* **Working data**
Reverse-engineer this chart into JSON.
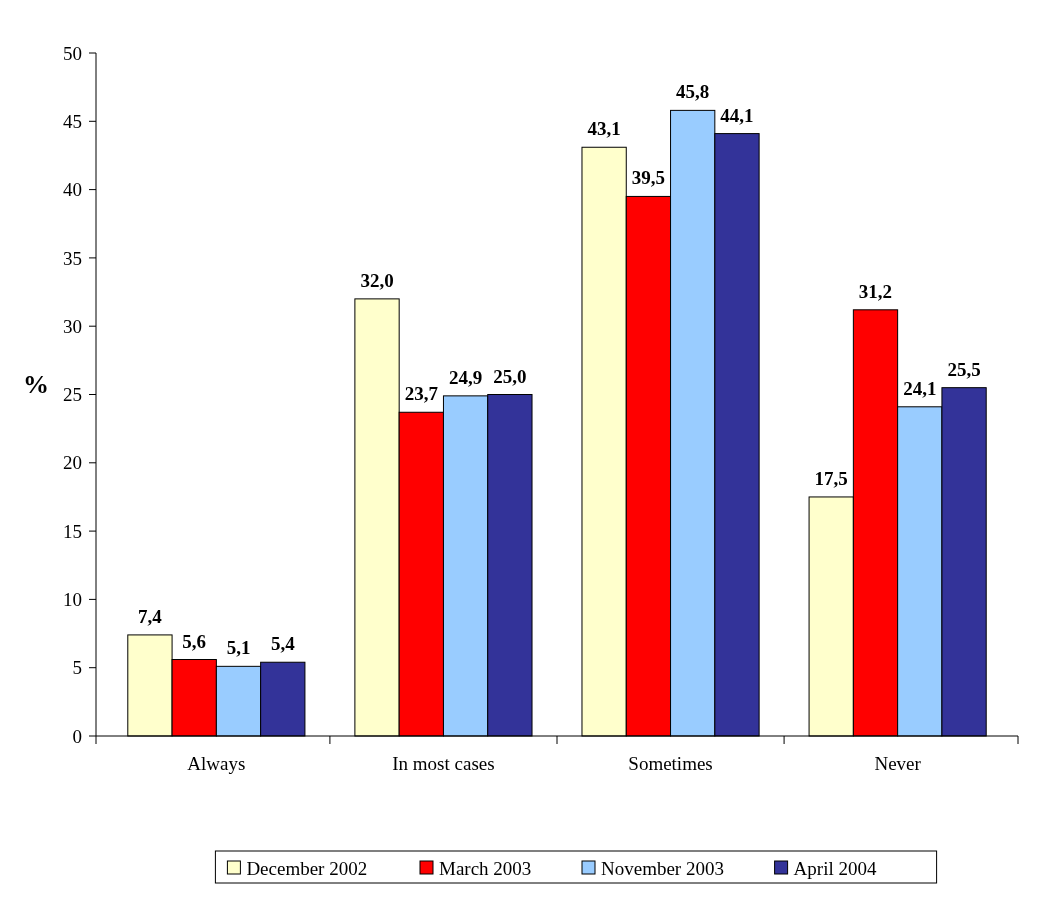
{
  "chart_data": {
    "type": "bar",
    "ylabel": "%",
    "categories": [
      "Always",
      "In most cases",
      "Sometimes",
      "Never"
    ],
    "series": [
      {
        "name": "December 2002",
        "color": "#ffffcc",
        "values": [
          7.4,
          32.0,
          43.1,
          17.5
        ],
        "value_labels": [
          "7,4",
          "32,0",
          "43,1",
          "17,5"
        ]
      },
      {
        "name": "March 2003",
        "color": "#ff0000",
        "values": [
          5.6,
          23.7,
          39.5,
          31.2
        ],
        "value_labels": [
          "5,6",
          "23,7",
          "39,5",
          "31,2"
        ]
      },
      {
        "name": "November 2003",
        "color": "#99ccff",
        "values": [
          5.1,
          24.9,
          45.8,
          24.1
        ],
        "value_labels": [
          "5,1",
          "24,9",
          "45,8",
          "24,1"
        ]
      },
      {
        "name": "April 2004",
        "color": "#333399",
        "values": [
          5.4,
          25.0,
          44.1,
          25.5
        ],
        "value_labels": [
          "5,4",
          "25,0",
          "44,1",
          "25,5"
        ]
      }
    ],
    "ylim": [
      0,
      50
    ],
    "yticks": [
      0,
      5,
      10,
      15,
      20,
      25,
      30,
      35,
      40,
      45,
      50
    ],
    "grid": false,
    "legend": "bottom"
  }
}
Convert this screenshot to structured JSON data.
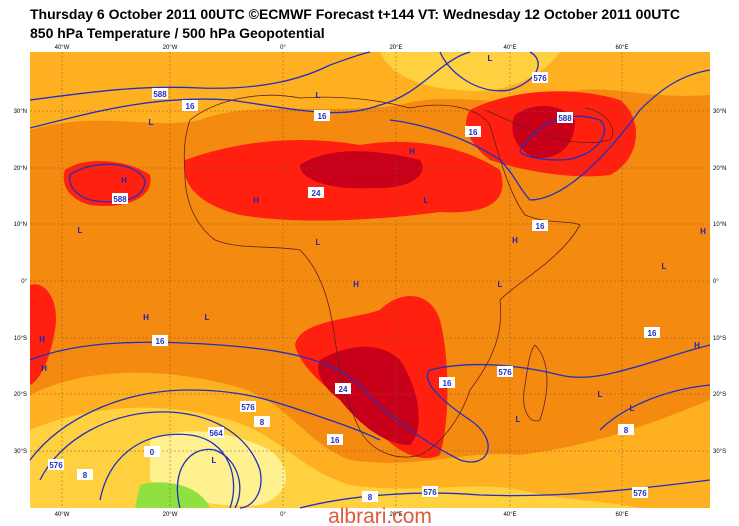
{
  "header": {
    "title": "Thursday 6 October 2011 00UTC ©ECMWF Forecast t+144 VT: Wednesday 12 October 2011 00UTC",
    "subtitle": "850 hPa Temperature / 500 hPa Geopotential"
  },
  "map": {
    "lon_labels": [
      "40°W",
      "20°W",
      "0°",
      "20°E",
      "40°E",
      "60°E"
    ],
    "lat_labels": [
      "30°N",
      "20°N",
      "10°N",
      "0°",
      "10°S",
      "20°S",
      "30°S"
    ],
    "contour_labels": [
      "16",
      "16",
      "588",
      "576",
      "16",
      "588",
      "24",
      "588",
      "16",
      "16",
      "16",
      "24",
      "16",
      "576",
      "576",
      "8",
      "564",
      "16",
      "0",
      "576",
      "8",
      "8",
      "8",
      "576",
      "576"
    ],
    "pressure_centers": [
      "L",
      "L",
      "L",
      "H",
      "H",
      "H",
      "L",
      "L",
      "H",
      "L",
      "H",
      "L",
      "H",
      "L",
      "H",
      "L",
      "H",
      "H",
      "H",
      "L",
      "L",
      "L",
      "L"
    ]
  },
  "watermark": "albrari.com"
}
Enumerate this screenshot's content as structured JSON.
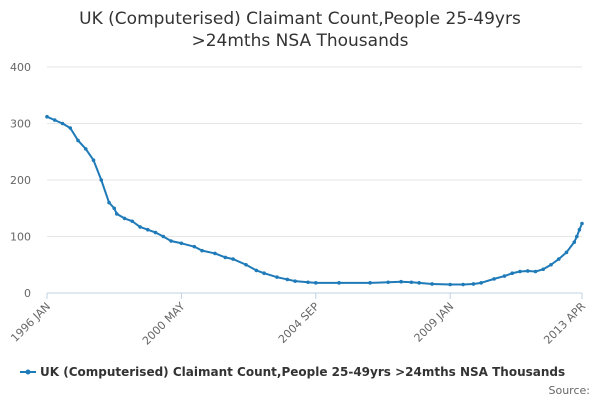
{
  "chart_data": {
    "type": "line",
    "title_line1": "UK (Computerised) Claimant Count,People 25-49yrs",
    "title_line2": ">24mths NSA Thousands",
    "xlabel": "",
    "ylabel": "",
    "ylim": [
      0,
      400
    ],
    "yticks": [
      "0",
      "100",
      "200",
      "300",
      "400"
    ],
    "xticks": [
      {
        "label": "1996 JAN",
        "date": "1996-01"
      },
      {
        "label": "2000 MAY",
        "date": "2000-05"
      },
      {
        "label": "2004 SEP",
        "date": "2004-09"
      },
      {
        "label": "2009 JAN",
        "date": "2009-01"
      },
      {
        "label": "2013 APR",
        "date": "2013-04"
      }
    ],
    "grid": "horizontal",
    "legend_position": "bottom",
    "series": [
      {
        "name": "UK (Computerised) Claimant Count,People 25-49yrs >24mths NSA Thousands",
        "color": "#1f7ab8",
        "points": [
          [
            "1996-01",
            312
          ],
          [
            "1996-04",
            306
          ],
          [
            "1996-07",
            300
          ],
          [
            "1996-10",
            292
          ],
          [
            "1997-01",
            270
          ],
          [
            "1997-04",
            255
          ],
          [
            "1997-07",
            235
          ],
          [
            "1997-10",
            200
          ],
          [
            "1998-01",
            160
          ],
          [
            "1998-03",
            150
          ],
          [
            "1998-04",
            140
          ],
          [
            "1998-07",
            132
          ],
          [
            "1998-10",
            127
          ],
          [
            "1999-01",
            117
          ],
          [
            "1999-04",
            112
          ],
          [
            "1999-07",
            107
          ],
          [
            "1999-10",
            100
          ],
          [
            "2000-01",
            92
          ],
          [
            "2000-05",
            88
          ],
          [
            "2000-10",
            82
          ],
          [
            "2001-01",
            75
          ],
          [
            "2001-06",
            70
          ],
          [
            "2001-10",
            63
          ],
          [
            "2002-01",
            60
          ],
          [
            "2002-06",
            50
          ],
          [
            "2002-10",
            40
          ],
          [
            "2003-01",
            35
          ],
          [
            "2003-06",
            28
          ],
          [
            "2003-10",
            24
          ],
          [
            "2004-01",
            21
          ],
          [
            "2004-06",
            19
          ],
          [
            "2004-09",
            18
          ],
          [
            "2005-06",
            18
          ],
          [
            "2006-06",
            18
          ],
          [
            "2007-01",
            19
          ],
          [
            "2007-06",
            20
          ],
          [
            "2007-10",
            19
          ],
          [
            "2008-01",
            18
          ],
          [
            "2008-06",
            16
          ],
          [
            "2009-01",
            15
          ],
          [
            "2009-06",
            15
          ],
          [
            "2009-10",
            16
          ],
          [
            "2010-01",
            18
          ],
          [
            "2010-06",
            25
          ],
          [
            "2010-10",
            30
          ],
          [
            "2011-01",
            35
          ],
          [
            "2011-04",
            38
          ],
          [
            "2011-07",
            39
          ],
          [
            "2011-10",
            38
          ],
          [
            "2012-01",
            42
          ],
          [
            "2012-04",
            50
          ],
          [
            "2012-07",
            60
          ],
          [
            "2012-10",
            72
          ],
          [
            "2013-01",
            90
          ],
          [
            "2013-02",
            100
          ],
          [
            "2013-03",
            112
          ],
          [
            "2013-04",
            123
          ]
        ]
      }
    ],
    "source_label": "Source:"
  }
}
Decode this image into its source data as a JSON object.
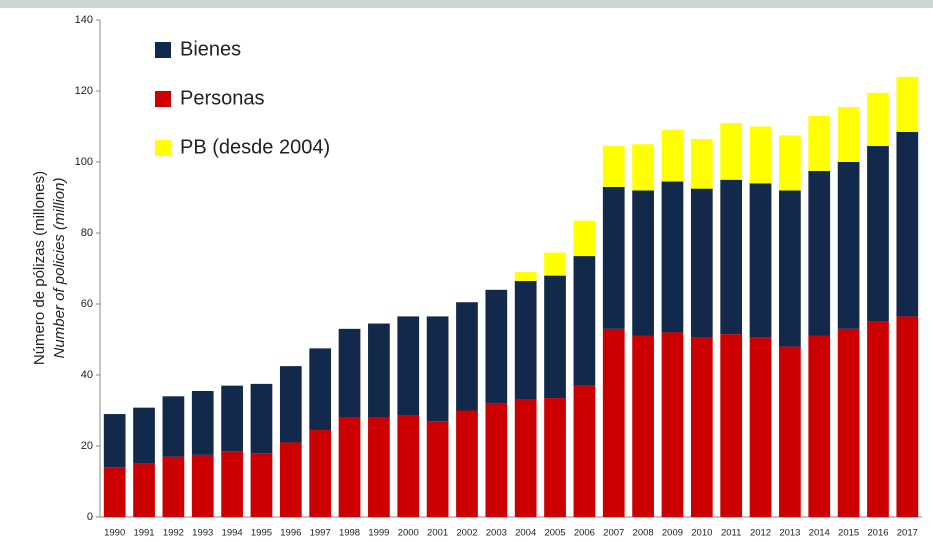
{
  "chart_data": {
    "type": "stacked_bar",
    "ylabel": "Número de pólizas (millones)",
    "ylabel_en": "Number of policies (million)",
    "categories": [
      "1990",
      "1991",
      "1992",
      "1993",
      "1994",
      "1995",
      "1996",
      "1997",
      "1998",
      "1999",
      "2000",
      "2001",
      "2002",
      "2003",
      "2004",
      "2005",
      "2006",
      "2007",
      "2008",
      "2009",
      "2010",
      "2011",
      "2012",
      "2013",
      "2014",
      "2015",
      "2016",
      "2017"
    ],
    "series": [
      {
        "name": "Bienes",
        "color": "#13294b",
        "values": [
          15,
          15.8,
          17,
          18,
          18.5,
          19.5,
          21.5,
          23,
          25,
          26.5,
          28,
          29.5,
          30.5,
          32,
          33.5,
          34.5,
          36.5,
          40,
          41,
          42.5,
          42,
          43.5,
          43.5,
          44,
          46.5,
          47,
          49.5,
          52
        ]
      },
      {
        "name": "Personas",
        "color": "#cc0000",
        "values": [
          14,
          15,
          17,
          17.5,
          18.5,
          18,
          21,
          24.5,
          28,
          28,
          28.5,
          27,
          30,
          32,
          33,
          33.5,
          37,
          53,
          51,
          52,
          50.5,
          51.5,
          50.5,
          48,
          51,
          53,
          55,
          56.5
        ]
      },
      {
        "name": "PB (desde 2004)",
        "color": "#ffff00",
        "values": [
          null,
          null,
          null,
          null,
          null,
          null,
          null,
          null,
          null,
          null,
          null,
          null,
          null,
          null,
          2.5,
          6.5,
          10,
          11.5,
          13,
          14.5,
          14,
          16,
          16,
          15.5,
          15.5,
          15.5,
          15,
          15.5
        ]
      }
    ],
    "ylim": [
      0,
      140
    ],
    "yticks": [
      0,
      20,
      40,
      60,
      80,
      100,
      120,
      140
    ],
    "grid": false,
    "legend": "top-left"
  }
}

* **Set problem**
Return the material exactly as given, apart from the pictures.

* **Expected output**
Reverse-engineer this chart into JSON.
{
  "chart_data": {
    "type": "bar",
    "ylabel": "%",
    "categories": [
      "Always",
      "In most cases",
      "Sometimes",
      "Never"
    ],
    "series": [
      {
        "name": "December 2002",
        "color": "#ffffcc",
        "values": [
          7.4,
          32.0,
          43.1,
          17.5
        ],
        "value_labels": [
          "7,4",
          "32,0",
          "43,1",
          "17,5"
        ]
      },
      {
        "name": "March 2003",
        "color": "#ff0000",
        "values": [
          5.6,
          23.7,
          39.5,
          31.2
        ],
        "value_labels": [
          "5,6",
          "23,7",
          "39,5",
          "31,2"
        ]
      },
      {
        "name": "November 2003",
        "color": "#99ccff",
        "values": [
          5.1,
          24.9,
          45.8,
          24.1
        ],
        "value_labels": [
          "5,1",
          "24,9",
          "45,8",
          "24,1"
        ]
      },
      {
        "name": "April 2004",
        "color": "#333399",
        "values": [
          5.4,
          25.0,
          44.1,
          25.5
        ],
        "value_labels": [
          "5,4",
          "25,0",
          "44,1",
          "25,5"
        ]
      }
    ],
    "ylim": [
      0,
      50
    ],
    "yticks": [
      0,
      5,
      10,
      15,
      20,
      25,
      30,
      35,
      40,
      45,
      50
    ],
    "grid": false,
    "legend": "bottom"
  }
}
Convert this screenshot to structured JSON data.
{
  "header": {
    "title": "Thursday 6 October 2011 00UTC ©ECMWF Forecast t+144 VT: Wednesday 12 October 2011 00UTC",
    "subtitle": "850 hPa Temperature / 500 hPa Geopotential"
  },
  "map": {
    "lon_labels": [
      "40°W",
      "20°W",
      "0°",
      "20°E",
      "40°E",
      "60°E"
    ],
    "lat_labels": [
      "30°N",
      "20°N",
      "10°N",
      "0°",
      "10°S",
      "20°S",
      "30°S"
    ],
    "contour_labels": [
      "16",
      "16",
      "588",
      "576",
      "16",
      "588",
      "24",
      "588",
      "16",
      "16",
      "16",
      "24",
      "16",
      "576",
      "576",
      "8",
      "564",
      "16",
      "0",
      "576",
      "8",
      "8",
      "8",
      "576",
      "576"
    ],
    "pressure_centers": [
      "L",
      "L",
      "L",
      "H",
      "H",
      "H",
      "L",
      "L",
      "H",
      "L",
      "H",
      "L",
      "H",
      "L",
      "H",
      "L",
      "H",
      "H",
      "H",
      "L",
      "L",
      "L",
      "L"
    ]
  },
  "watermark": "albrari.com"
}
Enumerate this screenshot's content as structured JSON.
{
  "chart_data": {
    "type": "line",
    "title_line1": "UK (Computerised) Claimant Count,People 25-49yrs",
    "title_line2": ">24mths NSA Thousands",
    "xlabel": "",
    "ylabel": "",
    "ylim": [
      0,
      400
    ],
    "yticks": [
      "0",
      "100",
      "200",
      "300",
      "400"
    ],
    "xticks": [
      {
        "label": "1996 JAN",
        "date": "1996-01"
      },
      {
        "label": "2000 MAY",
        "date": "2000-05"
      },
      {
        "label": "2004 SEP",
        "date": "2004-09"
      },
      {
        "label": "2009 JAN",
        "date": "2009-01"
      },
      {
        "label": "2013 APR",
        "date": "2013-04"
      }
    ],
    "grid": "horizontal",
    "legend_position": "bottom",
    "series": [
      {
        "name": "UK (Computerised) Claimant Count,People 25-49yrs >24mths NSA Thousands",
        "color": "#1f7ab8",
        "points": [
          [
            "1996-01",
            312
          ],
          [
            "1996-04",
            306
          ],
          [
            "1996-07",
            300
          ],
          [
            "1996-10",
            292
          ],
          [
            "1997-01",
            270
          ],
          [
            "1997-04",
            255
          ],
          [
            "1997-07",
            235
          ],
          [
            "1997-10",
            200
          ],
          [
            "1998-01",
            160
          ],
          [
            "1998-03",
            150
          ],
          [
            "1998-04",
            140
          ],
          [
            "1998-07",
            132
          ],
          [
            "1998-10",
            127
          ],
          [
            "1999-01",
            117
          ],
          [
            "1999-04",
            112
          ],
          [
            "1999-07",
            107
          ],
          [
            "1999-10",
            100
          ],
          [
            "2000-01",
            92
          ],
          [
            "2000-05",
            88
          ],
          [
            "2000-10",
            82
          ],
          [
            "2001-01",
            75
          ],
          [
            "2001-06",
            70
          ],
          [
            "2001-10",
            63
          ],
          [
            "2002-01",
            60
          ],
          [
            "2002-06",
            50
          ],
          [
            "2002-10",
            40
          ],
          [
            "2003-01",
            35
          ],
          [
            "2003-06",
            28
          ],
          [
            "2003-10",
            24
          ],
          [
            "2004-01",
            21
          ],
          [
            "2004-06",
            19
          ],
          [
            "2004-09",
            18
          ],
          [
            "2005-06",
            18
          ],
          [
            "2006-06",
            18
          ],
          [
            "2007-01",
            19
          ],
          [
            "2007-06",
            20
          ],
          [
            "2007-10",
            19
          ],
          [
            "2008-01",
            18
          ],
          [
            "2008-06",
            16
          ],
          [
            "2009-01",
            15
          ],
          [
            "2009-06",
            15
          ],
          [
            "2009-10",
            16
          ],
          [
            "2010-01",
            18
          ],
          [
            "2010-06",
            25
          ],
          [
            "2010-10",
            30
          ],
          [
            "2011-01",
            35
          ],
          [
            "2011-04",
            38
          ],
          [
            "2011-07",
            39
          ],
          [
            "2011-10",
            38
          ],
          [
            "2012-01",
            42
          ],
          [
            "2012-04",
            50
          ],
          [
            "2012-07",
            60
          ],
          [
            "2012-10",
            72
          ],
          [
            "2013-01",
            90
          ],
          [
            "2013-02",
            100
          ],
          [
            "2013-03",
            112
          ],
          [
            "2013-04",
            123
          ]
        ]
      }
    ],
    "source_label": "Source:"
  }
}
Decode this image into its source data as a JSON object.
{
  "chart_data": {
    "type": "stacked_bar",
    "ylabel": "Número de pólizas (millones)",
    "ylabel_en": "Number of policies (million)",
    "categories": [
      "1990",
      "1991",
      "1992",
      "1993",
      "1994",
      "1995",
      "1996",
      "1997",
      "1998",
      "1999",
      "2000",
      "2001",
      "2002",
      "2003",
      "2004",
      "2005",
      "2006",
      "2007",
      "2008",
      "2009",
      "2010",
      "2011",
      "2012",
      "2013",
      "2014",
      "2015",
      "2016",
      "2017"
    ],
    "series": [
      {
        "name": "Bienes",
        "color": "#13294b",
        "values": [
          15,
          15.8,
          17,
          18,
          18.5,
          19.5,
          21.5,
          23,
          25,
          26.5,
          28,
          29.5,
          30.5,
          32,
          33.5,
          34.5,
          36.5,
          40,
          41,
          42.5,
          42,
          43.5,
          43.5,
          44,
          46.5,
          47,
          49.5,
          52
        ]
      },
      {
        "name": "Personas",
        "color": "#cc0000",
        "values": [
          14,
          15,
          17,
          17.5,
          18.5,
          18,
          21,
          24.5,
          28,
          28,
          28.5,
          27,
          30,
          32,
          33,
          33.5,
          37,
          53,
          51,
          52,
          50.5,
          51.5,
          50.5,
          48,
          51,
          53,
          55,
          56.5
        ]
      },
      {
        "name": "PB (desde 2004)",
        "color": "#ffff00",
        "values": [
          null,
          null,
          null,
          null,
          null,
          null,
          null,
          null,
          null,
          null,
          null,
          null,
          null,
          null,
          2.5,
          6.5,
          10,
          11.5,
          13,
          14.5,
          14,
          16,
          16,
          15.5,
          15.5,
          15.5,
          15,
          15.5
        ]
      }
    ],
    "ylim": [
      0,
      140
    ],
    "yticks": [
      0,
      20,
      40,
      60,
      80,
      100,
      120,
      140
    ],
    "grid": false,
    "legend": "top-left"
  }
}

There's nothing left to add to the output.